RECORD LIST:
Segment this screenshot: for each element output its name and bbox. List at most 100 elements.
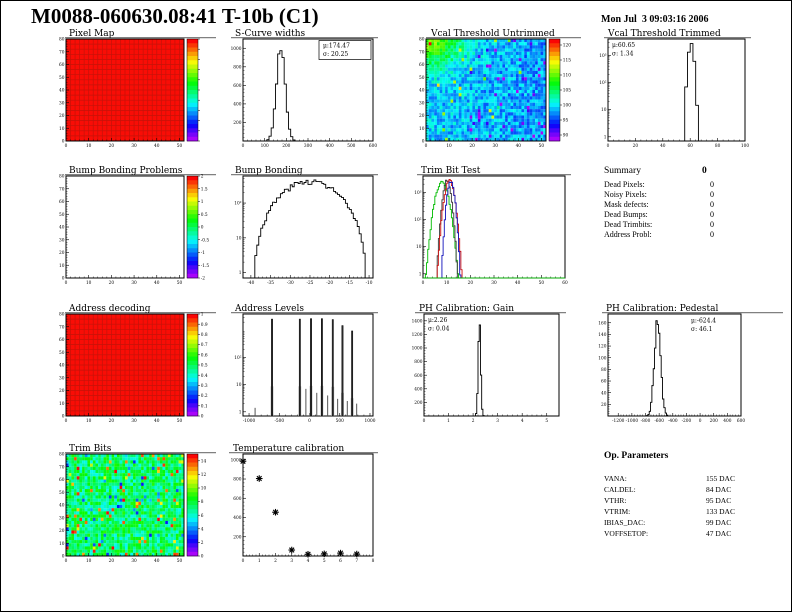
svg-text:50: 50 <box>177 419 183 424</box>
svg-text:200: 200 <box>233 535 241 540</box>
svg-text:4: 4 <box>201 527 204 532</box>
svg-text:Vcal Threshold Untrimmed: Vcal Threshold Untrimmed <box>430 29 555 39</box>
svg-text:μ:60.65: μ:60.65 <box>612 42 635 49</box>
plot-bump-bonding: Bump Bonding -40 -35 -30 -25 -20 -15 -10 1 10 10² <box>223 164 381 296</box>
svg-text:400: 400 <box>326 144 334 149</box>
svg-text:500: 500 <box>336 419 344 424</box>
svg-text:12: 12 <box>201 473 207 478</box>
op-parameters-rows: VANA: 155 DAC CALDEL: 84 DAC VTHR: 95 DAC V… <box>586 474 786 540</box>
svg-text:30: 30 <box>131 419 137 424</box>
svg-text:8: 8 <box>372 559 375 564</box>
svg-text:-1200: -1200 <box>612 419 625 424</box>
svg-text:10: 10 <box>419 127 425 132</box>
summary-row: Dead Trimbits: 0 <box>586 220 776 230</box>
svg-text:30: 30 <box>491 281 497 286</box>
plot-ph-calibration-pedestal: PH Calibration: Pedestal -1200 -1000 -800 -6… <box>586 302 786 434</box>
svg-text:110: 110 <box>563 74 571 79</box>
svg-text:0: 0 <box>308 419 311 424</box>
svg-text:200: 200 <box>282 144 290 149</box>
svg-text:2: 2 <box>201 541 204 546</box>
svg-text:PH Calibration: Pedestal: PH Calibration: Pedestal <box>606 304 718 314</box>
svg-text:40: 40 <box>59 364 65 369</box>
page-title: M0088-060630.08:41 T-10b (C1) <box>31 4 319 28</box>
svg-text:20: 20 <box>633 144 639 149</box>
svg-text:500: 500 <box>347 144 355 149</box>
svg-text:0.7: 0.7 <box>201 343 208 348</box>
svg-text:60: 60 <box>419 63 425 68</box>
svg-text:10: 10 <box>236 383 242 388</box>
svg-text:60: 60 <box>59 63 65 68</box>
svg-text:200: 200 <box>414 401 422 406</box>
svg-text:20: 20 <box>59 389 65 394</box>
svg-text:300: 300 <box>304 144 312 149</box>
svg-text:10: 10 <box>86 144 92 149</box>
plot-vcal-threshold-untrimmed: Vcal Threshold Untrimmed 0 10 20 30 40 50 0 10 20… <box>404 27 584 159</box>
op-parameter-row: VTRIM: 133 DAC <box>586 507 786 518</box>
summary-row-label: Mask defects: <box>604 200 649 209</box>
svg-text:0.5: 0.5 <box>201 213 208 218</box>
svg-text:20: 20 <box>59 529 65 534</box>
svg-text:-20: -20 <box>326 281 333 286</box>
op-parameter-label: IBIAS_DAC: <box>604 518 646 527</box>
svg-text:6: 6 <box>339 559 342 564</box>
plot-scurve-widths: S-Curve widths 0 100 200 300 400 500 600 200 400 6… <box>223 27 381 159</box>
plot-temperature-calibration: Temperature calibration 0 1 2 3 4 5 6 7 8 200 400 60… <box>223 442 381 574</box>
svg-text:0.5: 0.5 <box>201 364 208 369</box>
op-parameter-row: VTHR: 95 DAC <box>586 496 786 507</box>
svg-text:80: 80 <box>59 38 65 43</box>
svg-text:10: 10 <box>59 127 65 132</box>
svg-text:-400: -400 <box>668 419 678 424</box>
svg-text:1: 1 <box>447 419 450 424</box>
svg-text:400: 400 <box>233 516 241 521</box>
op-parameter-value: 133 DAC <box>706 507 735 516</box>
svg-text:10²: 10² <box>414 217 421 223</box>
svg-text:2: 2 <box>274 559 277 564</box>
svg-text:40: 40 <box>154 281 160 286</box>
svg-text:1: 1 <box>258 559 261 564</box>
svg-text:10: 10 <box>601 108 607 113</box>
plot-bump-bonding-problems: Bump Bonding Problems 0 10 20 30 40 50 0 10 20 30 4… <box>41 164 219 296</box>
plot-address-decoding: Address decoding 0 10 20 30 40 50 0 10 20 30 40 50 60… <box>41 302 219 434</box>
summary-row-label: Dead Bumps: <box>604 210 648 219</box>
svg-text:600: 600 <box>737 419 745 424</box>
svg-text:PH Calibration: Gain: PH Calibration: Gain <box>419 304 514 314</box>
svg-text:400: 400 <box>233 103 241 108</box>
svg-text:115: 115 <box>563 59 571 64</box>
svg-text:40: 40 <box>516 144 522 149</box>
svg-text:60: 60 <box>59 478 65 483</box>
plot-pixel-map: Pixel Map 0 10 20 30 40 50 0 10 20 30 40 50 60 70 80 <box>41 27 219 159</box>
chart-canvas-ph-pedestal: PH Calibration: Pedestal -1200 -1000 -800 -6… <box>598 304 783 424</box>
summary-row-label: Noisy Pixels: <box>604 190 647 199</box>
op-parameter-label: VTHR: <box>604 496 627 505</box>
svg-text:1000: 1000 <box>365 419 376 424</box>
svg-text:50: 50 <box>59 76 65 81</box>
svg-text:40: 40 <box>154 419 160 424</box>
svg-text:400: 400 <box>414 387 422 392</box>
svg-text:20: 20 <box>59 114 65 119</box>
svg-text:0: 0 <box>201 415 204 420</box>
svg-text:-200: -200 <box>682 419 692 424</box>
summary-row-value: 0 <box>710 230 714 239</box>
svg-text:20: 20 <box>468 281 474 286</box>
summary-row-value: 0 <box>710 180 714 189</box>
svg-text:Bump Bonding Problems: Bump Bonding Problems <box>69 166 183 176</box>
svg-text:60: 60 <box>59 200 65 205</box>
svg-text:-10: -10 <box>366 281 373 286</box>
svg-text:0: 0 <box>422 281 425 286</box>
svg-text:8: 8 <box>201 500 204 505</box>
svg-text:60: 60 <box>601 380 607 385</box>
svg-text:20: 20 <box>601 403 607 408</box>
svg-text:120: 120 <box>598 345 606 350</box>
svg-text:40: 40 <box>601 391 607 396</box>
plot-ph-calibration-gain: PH Calibration: Gain 0 1 2 3 4 5 200 400 600 800 10… <box>404 302 569 434</box>
svg-text:30: 30 <box>131 281 137 286</box>
svg-text:10: 10 <box>59 402 65 407</box>
svg-text:0: 0 <box>242 144 245 149</box>
svg-text:30: 30 <box>59 516 65 521</box>
svg-text:90: 90 <box>563 134 569 139</box>
svg-text:0.2: 0.2 <box>201 394 208 399</box>
summary-row: Noisy Pixels: 0 <box>586 190 776 200</box>
svg-text:50: 50 <box>419 76 425 81</box>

REQUIRED TASK:
Reproduce the lines in the records above without any change, starting with the line containing "svg-text:50: 50 <box>177 419 183 424</box>" and going on through the line containing "svg-text:12: 12 <box>201 473 207 478</box>".

RESPONSE TO THE EXERCISE:
svg-text:50: 50 <box>177 419 183 424</box>
svg-text:200: 200 <box>233 535 241 540</box>
svg-text:4: 4 <box>201 527 204 532</box>
svg-text:Vcal Threshold Untrimmed: Vcal Threshold Untrimmed <box>430 29 555 39</box>
svg-text:μ:60.65: μ:60.65 <box>612 42 635 49</box>
plot-bump-bonding: Bump Bonding -40 -35 -30 -25 -20 -15 -10 1 10 10² <box>223 164 381 296</box>
svg-text:400: 400 <box>326 144 334 149</box>
svg-text:500: 500 <box>336 419 344 424</box>
svg-text:12: 12 <box>201 473 207 478</box>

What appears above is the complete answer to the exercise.